◆ PAGE ◆
----------

Unit 18B – Arizona
Overview: Range conditions vary in this unit. These antelope are far ranging and some scouting is highly recommended.
Areas: There are three main areas to hunt pronghorn in unit 18B. Goodwin Mesa, Bozarth Mesa, and the area to the north of the San Luis Maria Baca Float/ORO Ranch, south of the power line that defines the Unit 18A, 18B boundary. There are also several herds of antelope on Behm and Contreras Mesas outside of Bagdad.
There are two ways to access Goodwin Mesa; from the Upper and Lower Trout Creek roads at mileposts 107.5 and 110.5 off Highway 93 or from Signal Road off Highway 93 at milepost 132.
To get to Bozarth, Behm and Contreras mesas take Highway 97 to Bagdad, and then take Camp Wood Road north. Hunter access will not be permitted through the Bagdad Mine. You can also access the area from Prescott using Williamson Valley Road to Camp Wood Road and heading west.
The far northern portion of Unit 18B is accessible from I-40 at the Anvil Rock Road exit. It’s about 15-20 miles south on the Anvil Rock Road to the power line that defines the 18A, 18B boundary. Everything to the south of the power line is Unit 18B and can be hunted south to the ORO Ranch fence, which is well marked. Anvil Rock Road can be very bad in inclement weather and can get a significant amount of snow. The portion of 18B north of the ORO ranch is usually very productive. Unfortunately development is quickly swallowing up most of the private portions of the checkerboard land. Access is becoming more difficult as more and more gates become locked.
It is essential you scout this unit prior to the hunt. There are 80-plus inch bucks in the unit, but in order to get them it is imperative you do your homework. These large bucks are found on all of the mesas and the area north of the ORO Ranch. Do not overlook the juniper areas north of Strotjost Flat. Antelope can be found back in the trees as well.
Overview: Desert bighorn sheep have been increasing in numbers since the Department transplanted into the area. This is still a low density population but ewe to ram ratio is high and the wildlife managers are beginning to see mature sheep on their survey flights. This can be a hard hunt due to the Upper Burro Creek Wilderness Area, limited access and rocky terrain. Hunters must be prepared for difficult strenuous hiking and be willing to cover a lot of ground to locate a bighorn to harvest. It is highly recommended to purchase a lion tag when scouting or hunting. If a desert bighorn sheep tag is drawn contact the 18B wildlife manager for information and possible access issues.
Areas: sheep are most commonly observed in the Hells Half Acres area. This area can be accessed from the Burro Creek Crossing Rd., this is just south of Wikieup off the highway 93 approximately mile post 132. Other areas that sheep can be found are Kaiser Springs, Burro Cliffs, Red knob, Negro Ed, Burro Creek, Francis Creek, Pinky Canyon, Boulder Creek and Lawler Peak. Sheep moved readily between Unit 16A South and Unit 18B from Kaiser Spring south to the Santa Maria River.
Overview: Bears in these units appear to be increasing slightly in numbers, but are fairly low in overall density. You should locate areas that have had a good berry and acorn crop and concentrate your efforts there.

----------

◆ INSTRUCTION A ◆
Put the stretch of the records from the line containing "xgi-cell: 13.09 <box>533 83 635 224</box>" through the line containing "assists-cell: 1 <box>450 651 533 792</box>" into a JSON list of strings, one string per line, leaving out blank lines.

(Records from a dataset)
----------

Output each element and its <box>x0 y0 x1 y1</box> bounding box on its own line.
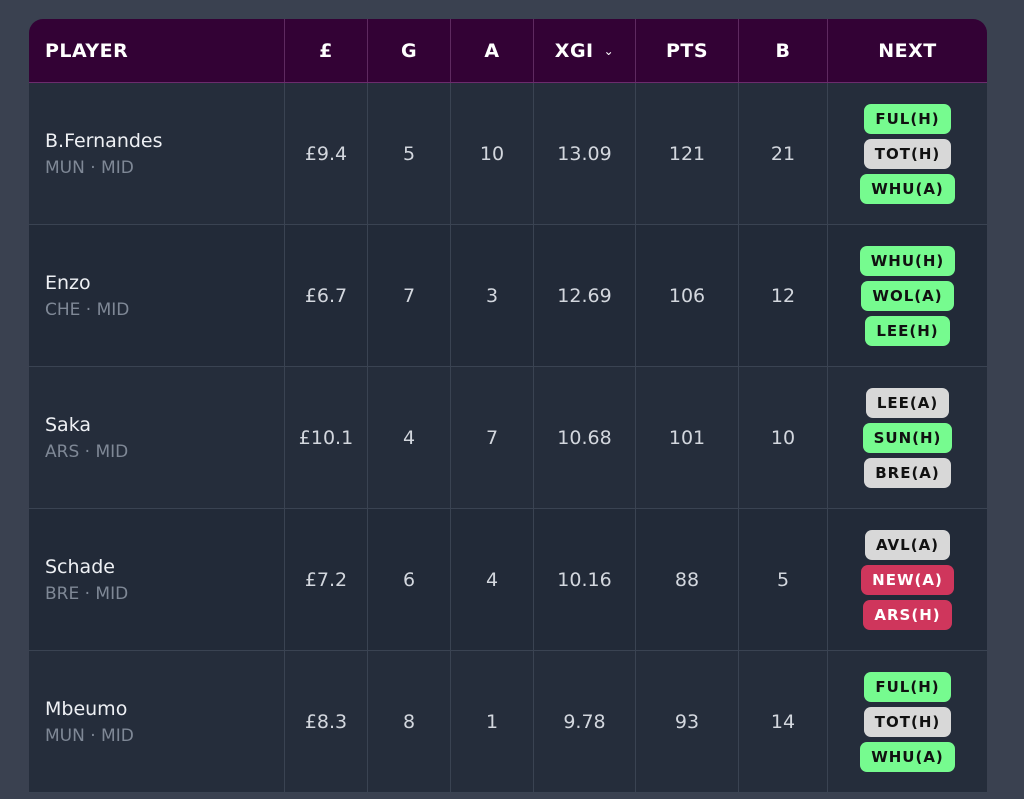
xgi-cell: 13.09 <box>533 83 635 224</box>
assists-cell: 10 <box>450 83 533 224</box>
xgi-cell: 10.68 <box>533 367 635 508</box>
table-header: PLAYER £ G A XGI ⌄ PTS B NEXT <box>29 19 987 83</box>
player-name[interactable]: Schade <box>45 555 115 578</box>
assists-cell: 1 <box>450 651 533 792</box>
player-team-position: MUN · MID <box>45 725 134 746</box>
column-header-bonus[interactable]: B <box>738 19 827 82</box>
player-team-position: ARS · MID <box>45 441 129 462</box>
player-cell: Mbeumo MUN · MID <box>29 651 284 792</box>
fixture-badge: AVL(A) <box>864 529 951 560</box>
goals-cell: 6 <box>367 509 450 650</box>
xgi-cell: 12.69 <box>533 225 635 366</box>
xgi-cell: 9.78 <box>533 651 635 792</box>
player-cell: Saka ARS · MID <box>29 367 284 508</box>
bonus-cell: 12 <box>738 225 827 366</box>
fixture-badge: ARS(H) <box>863 599 952 630</box>
next-fixtures-cell: LEE(A) SUN(H) BRE(A) <box>827 367 987 508</box>
column-header-goals[interactable]: G <box>367 19 450 82</box>
next-fixtures-cell: FUL(H) TOT(H) WHU(A) <box>827 83 987 224</box>
column-header-price[interactable]: £ <box>284 19 367 82</box>
points-cell: 88 <box>635 509 738 650</box>
assists-cell: 3 <box>450 225 533 366</box>
bonus-cell: 14 <box>738 651 827 792</box>
fixture-badge: WHU(A) <box>860 173 955 204</box>
column-label: G <box>400 39 418 62</box>
price-cell: £6.7 <box>284 225 367 366</box>
next-fixtures-cell: FUL(H) TOT(H) WHU(A) <box>827 651 987 792</box>
column-label: £ <box>319 39 333 62</box>
fixture-badge: LEE(H) <box>865 315 950 346</box>
price-cell: £7.2 <box>284 509 367 650</box>
player-cell: B.Fernandes MUN · MID <box>29 83 284 224</box>
player-name[interactable]: B.Fernandes <box>45 129 163 152</box>
fixture-badge: TOT(H) <box>863 138 952 169</box>
points-cell: 101 <box>635 367 738 508</box>
column-header-xgi[interactable]: XGI ⌄ <box>533 19 635 82</box>
table-row[interactable]: Enzo CHE · MID £6.7 7 3 12.69 106 12 WHU(H) WOL(… <box>29 225 987 367</box>
column-header-next[interactable]: NEXT <box>827 19 987 82</box>
goals-cell: 4 <box>367 367 450 508</box>
column-label: B <box>775 39 791 62</box>
points-cell: 93 <box>635 651 738 792</box>
column-header-player[interactable]: PLAYER <box>29 19 284 82</box>
player-cell: Enzo CHE · MID <box>29 225 284 366</box>
next-fixtures-cell: AVL(A) NEW(A) ARS(H) <box>827 509 987 650</box>
chevron-down-icon: ⌄ <box>603 43 615 58</box>
fixture-badge: LEE(A) <box>865 387 950 418</box>
goals-cell: 5 <box>367 83 450 224</box>
table-row[interactable]: B.Fernandes MUN · MID £9.4 5 10 13.09 121 21 FU… <box>29 83 987 225</box>
fixture-badge: FUL(H) <box>864 103 951 134</box>
assists-cell: 7 <box>450 367 533 508</box>
table-body: B.Fernandes MUN · MID £9.4 5 10 13.09 121 21 FU… <box>29 83 987 793</box>
column-label: PLAYER <box>45 39 129 62</box>
bonus-cell: 5 <box>738 509 827 650</box>
column-header-assists[interactable]: A <box>450 19 533 82</box>
column-label: XGI <box>554 39 594 62</box>
column-header-points[interactable]: PTS <box>635 19 738 82</box>
column-label: PTS <box>665 39 709 62</box>
player-name[interactable]: Enzo <box>45 271 91 294</box>
points-cell: 121 <box>635 83 738 224</box>
goals-cell: 8 <box>367 651 450 792</box>
player-team-position: MUN · MID <box>45 157 134 178</box>
bonus-cell: 10 <box>738 367 827 508</box>
fixture-badge: NEW(A) <box>861 564 954 595</box>
table-row[interactable]: Schade BRE · MID £7.2 6 4 10.16 88 5 AVL(A) NEW(… <box>29 509 987 651</box>
bonus-cell: 21 <box>738 83 827 224</box>
assists-cell: 4 <box>450 509 533 650</box>
fixture-badge: SUN(H) <box>862 422 953 453</box>
table-row[interactable]: Mbeumo MUN · MID £8.3 8 1 9.78 93 14 FUL(H) TOT(… <box>29 651 987 793</box>
column-label: A <box>484 39 500 62</box>
player-cell: Schade BRE · MID <box>29 509 284 650</box>
fixture-badge: WOL(A) <box>861 280 954 311</box>
fixture-badge: FUL(H) <box>864 671 951 702</box>
player-team-position: CHE · MID <box>45 299 130 320</box>
price-cell: £9.4 <box>284 83 367 224</box>
column-label: NEXT <box>878 39 937 62</box>
fixture-badge: WHU(A) <box>860 741 955 772</box>
fixture-badge: WHU(H) <box>859 245 956 276</box>
goals-cell: 7 <box>367 225 450 366</box>
player-team-position: BRE · MID <box>45 583 129 604</box>
player-stats-table: PLAYER £ G A XGI ⌄ PTS B NEXT B.Fernandes… <box>29 19 987 793</box>
fixture-badge: TOT(H) <box>863 706 952 737</box>
points-cell: 106 <box>635 225 738 366</box>
table-row[interactable]: Saka ARS · MID £10.1 4 7 10.68 101 10 LEE(A) SUN… <box>29 367 987 509</box>
price-cell: £8.3 <box>284 651 367 792</box>
player-name[interactable]: Saka <box>45 413 92 436</box>
player-name[interactable]: Mbeumo <box>45 697 128 720</box>
fixture-badge: BRE(A) <box>864 457 951 488</box>
xgi-cell: 10.16 <box>533 509 635 650</box>
next-fixtures-cell: WHU(H) WOL(A) LEE(H) <box>827 225 987 366</box>
price-cell: £10.1 <box>284 367 367 508</box>
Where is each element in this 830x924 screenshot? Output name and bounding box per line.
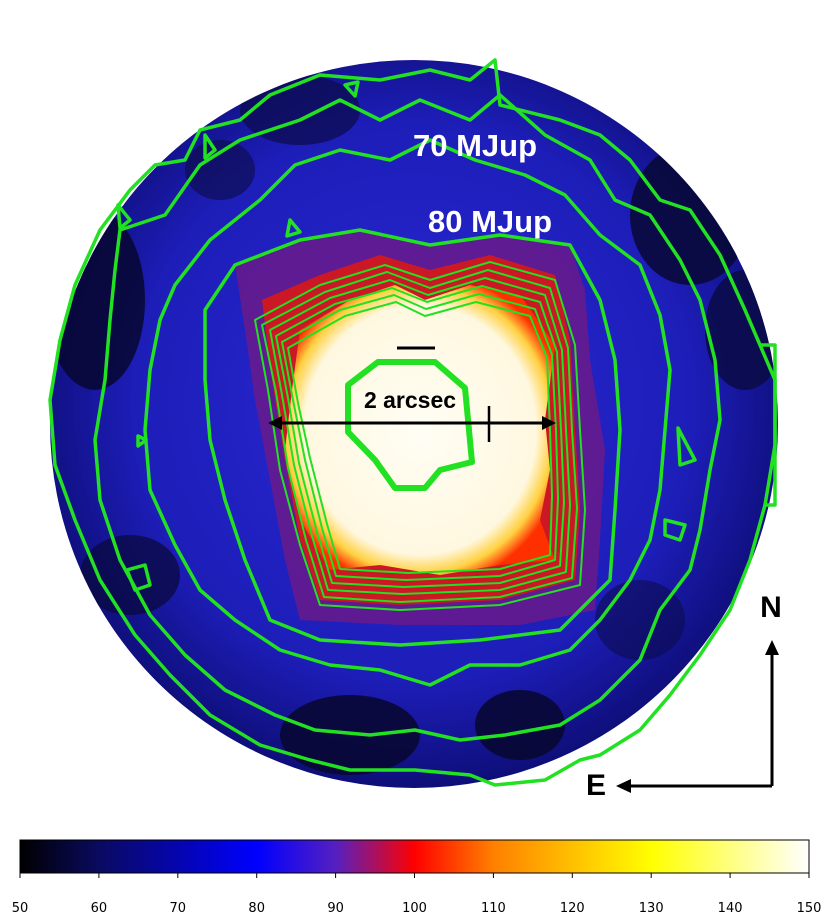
colorbar-tick-label: 50 — [12, 901, 29, 916]
scale-bar — [268, 346, 556, 442]
north-label: N — [760, 591, 782, 624]
colorbar-tick-label: 110 — [481, 901, 506, 916]
colorbar-tick-label: 100 — [402, 901, 427, 916]
contour-bundle — [254, 261, 586, 611]
east-label: E — [586, 769, 606, 802]
contour-label-80: 80 MJup — [428, 204, 552, 239]
colorbar-tick-label: 140 — [718, 901, 743, 916]
contour-80-mjup — [143, 138, 672, 687]
image-disk — [50, 60, 778, 788]
colorbar-tick-label: 120 — [560, 901, 585, 916]
saturated-core — [285, 285, 555, 575]
colorbar-tick-label: 130 — [639, 901, 664, 916]
colorbar-tick-label: 60 — [91, 901, 108, 916]
colorbar-gradient — [19, 839, 810, 874]
contour-center-octagon — [345, 359, 475, 491]
colorbar: 50 60 70 80 90 100 110 120 130 140 150 — [12, 839, 822, 916]
colorbar-tick-label: 90 — [327, 901, 344, 916]
scale-bar-label: 2 arcsec — [364, 387, 456, 413]
colorbar-tick-label: 150 — [797, 901, 822, 916]
colorbar-tick-label: 80 — [248, 901, 265, 916]
contour-outer — [48, 58, 777, 787]
compass — [616, 640, 779, 793]
contour-inner — [203, 228, 622, 647]
contour-lines — [48, 58, 777, 787]
colorbar-tick-label: 70 — [170, 901, 187, 916]
contour-label-70: 70 MJup — [413, 128, 537, 163]
colorbar-ticks: 50 60 70 80 90 100 110 120 130 140 150 — [12, 873, 822, 916]
contour-70-mjup — [93, 93, 722, 742]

----------

◆ INSTRUCTION B ◆
Rewrite the stretch of the Unit 18B hunting guide from "Areas: sheep are" through "your efforts there.", swapping "acorn" for "pine nut".

◆ RIGHT ANSWER A ◆
[
  "xgi-cell: 13.09 <box>533 83 635 224</box>",
  "assists-cell: 10 <box>450 83 533 224</box>",
  "xgi-cell: 10.68 <box>533 367 635 508</box>",
  "table-header: PLAYER £ G A XGI ⌄ PTS B NEXT <box>29 19 987 83</box>",
  "player-name[interactable]: Schade <box>45 555 115 578</box>",
  "assists-cell: 1 <box>450 651 533 792</box>"
]

◆ RIGHT ANSWER B ◆
Areas: sheep are most commonly observed in the Hells Half Acres area. This area can be accessed from the Burro Creek Crossing Rd., this is just south of Wikieup off the highway 93 approximately mile post 132. Other areas that sheep can be found are Kaiser Springs, Burro Cliffs, Red knob, Negro Ed, Burro Creek, Francis Creek, Pinky Canyon, Boulder Creek and Lawler Peak. Sheep moved readily between Unit 16A South and Unit 18B from Kaiser Spring south to the Santa Maria River.
Overview: Bears in these units appear to be increasing slightly in numbers, but are fairly low in overall density. You should locate areas that have had a good berry and pine nut crop and concentrate your efforts there.